▸ Input
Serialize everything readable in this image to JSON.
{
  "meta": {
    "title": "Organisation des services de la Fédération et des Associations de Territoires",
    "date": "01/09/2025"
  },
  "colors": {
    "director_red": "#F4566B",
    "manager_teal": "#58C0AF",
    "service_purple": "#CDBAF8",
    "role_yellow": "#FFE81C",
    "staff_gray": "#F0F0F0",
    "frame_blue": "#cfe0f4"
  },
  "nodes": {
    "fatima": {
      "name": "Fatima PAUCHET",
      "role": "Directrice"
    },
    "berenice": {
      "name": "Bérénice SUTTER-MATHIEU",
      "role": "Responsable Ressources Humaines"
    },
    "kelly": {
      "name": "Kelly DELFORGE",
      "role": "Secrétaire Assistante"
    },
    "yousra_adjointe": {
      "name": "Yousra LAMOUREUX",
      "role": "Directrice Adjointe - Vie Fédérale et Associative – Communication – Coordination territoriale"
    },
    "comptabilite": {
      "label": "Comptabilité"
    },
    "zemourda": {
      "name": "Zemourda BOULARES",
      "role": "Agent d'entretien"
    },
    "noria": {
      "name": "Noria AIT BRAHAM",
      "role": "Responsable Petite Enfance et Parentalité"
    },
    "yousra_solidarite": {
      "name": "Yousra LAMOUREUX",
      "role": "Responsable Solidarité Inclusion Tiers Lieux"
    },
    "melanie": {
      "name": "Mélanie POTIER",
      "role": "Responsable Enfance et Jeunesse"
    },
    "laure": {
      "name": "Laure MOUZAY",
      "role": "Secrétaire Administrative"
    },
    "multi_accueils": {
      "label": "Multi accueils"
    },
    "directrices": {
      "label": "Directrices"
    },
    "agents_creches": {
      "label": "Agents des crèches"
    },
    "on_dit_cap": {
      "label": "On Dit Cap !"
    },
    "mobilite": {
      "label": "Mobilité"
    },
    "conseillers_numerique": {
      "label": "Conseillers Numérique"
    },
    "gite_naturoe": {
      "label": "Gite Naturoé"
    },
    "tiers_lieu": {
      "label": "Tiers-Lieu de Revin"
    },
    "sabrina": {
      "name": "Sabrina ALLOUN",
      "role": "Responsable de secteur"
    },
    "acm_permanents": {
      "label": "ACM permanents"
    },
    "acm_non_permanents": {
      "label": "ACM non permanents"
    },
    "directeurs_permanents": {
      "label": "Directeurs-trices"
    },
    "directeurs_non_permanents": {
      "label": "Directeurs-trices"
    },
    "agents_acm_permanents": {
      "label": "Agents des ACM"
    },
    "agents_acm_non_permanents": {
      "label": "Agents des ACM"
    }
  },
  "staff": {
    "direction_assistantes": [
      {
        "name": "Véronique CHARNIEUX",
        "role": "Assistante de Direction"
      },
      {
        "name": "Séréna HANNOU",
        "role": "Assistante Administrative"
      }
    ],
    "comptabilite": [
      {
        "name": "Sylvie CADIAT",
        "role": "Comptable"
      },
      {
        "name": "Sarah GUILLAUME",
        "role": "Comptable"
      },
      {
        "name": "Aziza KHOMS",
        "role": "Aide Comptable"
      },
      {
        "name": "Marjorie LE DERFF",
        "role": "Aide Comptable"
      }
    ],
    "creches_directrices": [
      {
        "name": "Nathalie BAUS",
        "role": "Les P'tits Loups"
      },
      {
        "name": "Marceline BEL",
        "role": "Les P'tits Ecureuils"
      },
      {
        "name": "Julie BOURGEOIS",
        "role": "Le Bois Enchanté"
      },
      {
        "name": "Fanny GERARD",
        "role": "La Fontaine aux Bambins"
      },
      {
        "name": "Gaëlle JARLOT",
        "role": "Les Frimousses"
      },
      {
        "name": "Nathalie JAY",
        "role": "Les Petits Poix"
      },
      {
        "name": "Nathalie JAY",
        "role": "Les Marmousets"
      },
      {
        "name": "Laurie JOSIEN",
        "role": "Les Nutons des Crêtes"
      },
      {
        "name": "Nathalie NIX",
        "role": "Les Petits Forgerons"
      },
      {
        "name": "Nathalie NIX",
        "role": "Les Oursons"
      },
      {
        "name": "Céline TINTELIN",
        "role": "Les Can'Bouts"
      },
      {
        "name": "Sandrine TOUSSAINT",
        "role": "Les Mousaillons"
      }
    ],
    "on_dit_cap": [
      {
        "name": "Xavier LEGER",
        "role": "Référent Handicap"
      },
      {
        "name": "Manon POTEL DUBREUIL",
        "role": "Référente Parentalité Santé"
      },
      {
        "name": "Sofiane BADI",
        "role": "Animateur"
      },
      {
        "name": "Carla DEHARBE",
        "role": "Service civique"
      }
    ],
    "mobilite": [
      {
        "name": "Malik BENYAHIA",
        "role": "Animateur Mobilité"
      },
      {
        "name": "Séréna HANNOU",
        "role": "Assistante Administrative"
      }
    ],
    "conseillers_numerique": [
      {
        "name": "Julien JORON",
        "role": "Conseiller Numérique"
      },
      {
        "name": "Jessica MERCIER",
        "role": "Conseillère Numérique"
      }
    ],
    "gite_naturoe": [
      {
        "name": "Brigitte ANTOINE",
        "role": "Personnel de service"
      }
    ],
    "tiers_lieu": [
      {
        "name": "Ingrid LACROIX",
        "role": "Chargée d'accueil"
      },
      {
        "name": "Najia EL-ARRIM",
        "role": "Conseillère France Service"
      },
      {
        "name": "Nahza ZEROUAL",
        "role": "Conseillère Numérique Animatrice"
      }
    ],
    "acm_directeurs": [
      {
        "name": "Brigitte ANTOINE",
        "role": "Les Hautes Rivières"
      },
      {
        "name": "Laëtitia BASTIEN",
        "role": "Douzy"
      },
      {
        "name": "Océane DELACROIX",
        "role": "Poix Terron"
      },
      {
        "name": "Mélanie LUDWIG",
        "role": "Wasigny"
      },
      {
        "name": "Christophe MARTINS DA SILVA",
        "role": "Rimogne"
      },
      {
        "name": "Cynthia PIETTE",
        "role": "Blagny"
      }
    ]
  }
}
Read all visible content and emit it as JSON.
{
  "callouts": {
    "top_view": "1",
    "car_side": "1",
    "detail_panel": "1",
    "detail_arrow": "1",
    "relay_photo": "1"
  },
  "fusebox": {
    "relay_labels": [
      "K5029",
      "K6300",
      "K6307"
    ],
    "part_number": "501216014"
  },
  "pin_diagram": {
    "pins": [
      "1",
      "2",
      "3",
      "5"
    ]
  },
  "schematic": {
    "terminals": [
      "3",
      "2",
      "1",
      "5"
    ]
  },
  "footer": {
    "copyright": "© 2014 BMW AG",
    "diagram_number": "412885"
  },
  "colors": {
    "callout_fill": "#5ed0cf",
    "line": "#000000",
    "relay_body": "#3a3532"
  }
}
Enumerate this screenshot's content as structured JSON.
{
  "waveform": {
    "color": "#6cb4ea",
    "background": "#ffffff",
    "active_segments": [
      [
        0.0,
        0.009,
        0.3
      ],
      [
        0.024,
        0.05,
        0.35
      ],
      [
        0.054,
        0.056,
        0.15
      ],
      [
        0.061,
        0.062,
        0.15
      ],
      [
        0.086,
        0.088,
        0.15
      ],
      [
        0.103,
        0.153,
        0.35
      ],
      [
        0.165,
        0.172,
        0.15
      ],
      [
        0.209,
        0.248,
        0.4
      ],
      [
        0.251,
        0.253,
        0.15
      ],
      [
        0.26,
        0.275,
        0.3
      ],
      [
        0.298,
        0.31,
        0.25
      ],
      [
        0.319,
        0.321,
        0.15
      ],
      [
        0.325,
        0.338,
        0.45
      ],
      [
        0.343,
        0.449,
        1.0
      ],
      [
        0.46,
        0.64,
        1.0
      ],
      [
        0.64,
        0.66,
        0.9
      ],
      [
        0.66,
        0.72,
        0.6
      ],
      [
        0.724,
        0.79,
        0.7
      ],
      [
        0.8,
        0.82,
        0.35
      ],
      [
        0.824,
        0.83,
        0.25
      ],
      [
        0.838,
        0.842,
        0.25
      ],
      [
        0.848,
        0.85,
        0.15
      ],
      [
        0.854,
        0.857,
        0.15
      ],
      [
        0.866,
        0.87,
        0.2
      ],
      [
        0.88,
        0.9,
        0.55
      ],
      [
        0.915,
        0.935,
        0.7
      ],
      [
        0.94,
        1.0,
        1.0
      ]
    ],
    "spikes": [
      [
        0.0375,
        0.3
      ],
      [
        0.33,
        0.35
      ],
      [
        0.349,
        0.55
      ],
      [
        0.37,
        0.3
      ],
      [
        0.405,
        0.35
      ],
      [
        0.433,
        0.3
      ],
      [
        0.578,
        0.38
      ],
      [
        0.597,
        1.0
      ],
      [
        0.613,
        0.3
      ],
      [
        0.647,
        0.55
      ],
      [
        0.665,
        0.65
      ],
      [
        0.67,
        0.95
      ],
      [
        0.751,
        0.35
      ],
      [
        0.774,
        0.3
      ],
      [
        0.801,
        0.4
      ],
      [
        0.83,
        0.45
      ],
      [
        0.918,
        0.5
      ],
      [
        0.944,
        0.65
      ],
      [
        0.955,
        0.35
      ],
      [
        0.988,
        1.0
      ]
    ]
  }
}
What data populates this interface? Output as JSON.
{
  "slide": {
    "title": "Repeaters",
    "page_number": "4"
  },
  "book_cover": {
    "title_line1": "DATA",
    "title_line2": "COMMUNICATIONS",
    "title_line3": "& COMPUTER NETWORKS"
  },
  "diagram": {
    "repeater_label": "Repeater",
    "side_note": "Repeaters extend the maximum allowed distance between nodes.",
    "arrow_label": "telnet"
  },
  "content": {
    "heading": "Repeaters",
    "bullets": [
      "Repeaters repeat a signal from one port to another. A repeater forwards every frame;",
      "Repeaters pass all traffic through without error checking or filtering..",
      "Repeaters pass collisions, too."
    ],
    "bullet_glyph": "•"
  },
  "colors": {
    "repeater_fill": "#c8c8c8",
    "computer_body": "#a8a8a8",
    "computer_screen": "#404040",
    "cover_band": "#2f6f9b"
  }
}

▸ What you should do
Gather up every line from the listing above in which the word "JSON" occurs.

▸ Correct output
Serialize everything readable in this image to JSON.
Read all visible content and emit it as JSON.
Enumerate this screenshot's content as structured JSON.
What data populates this interface? Output as JSON.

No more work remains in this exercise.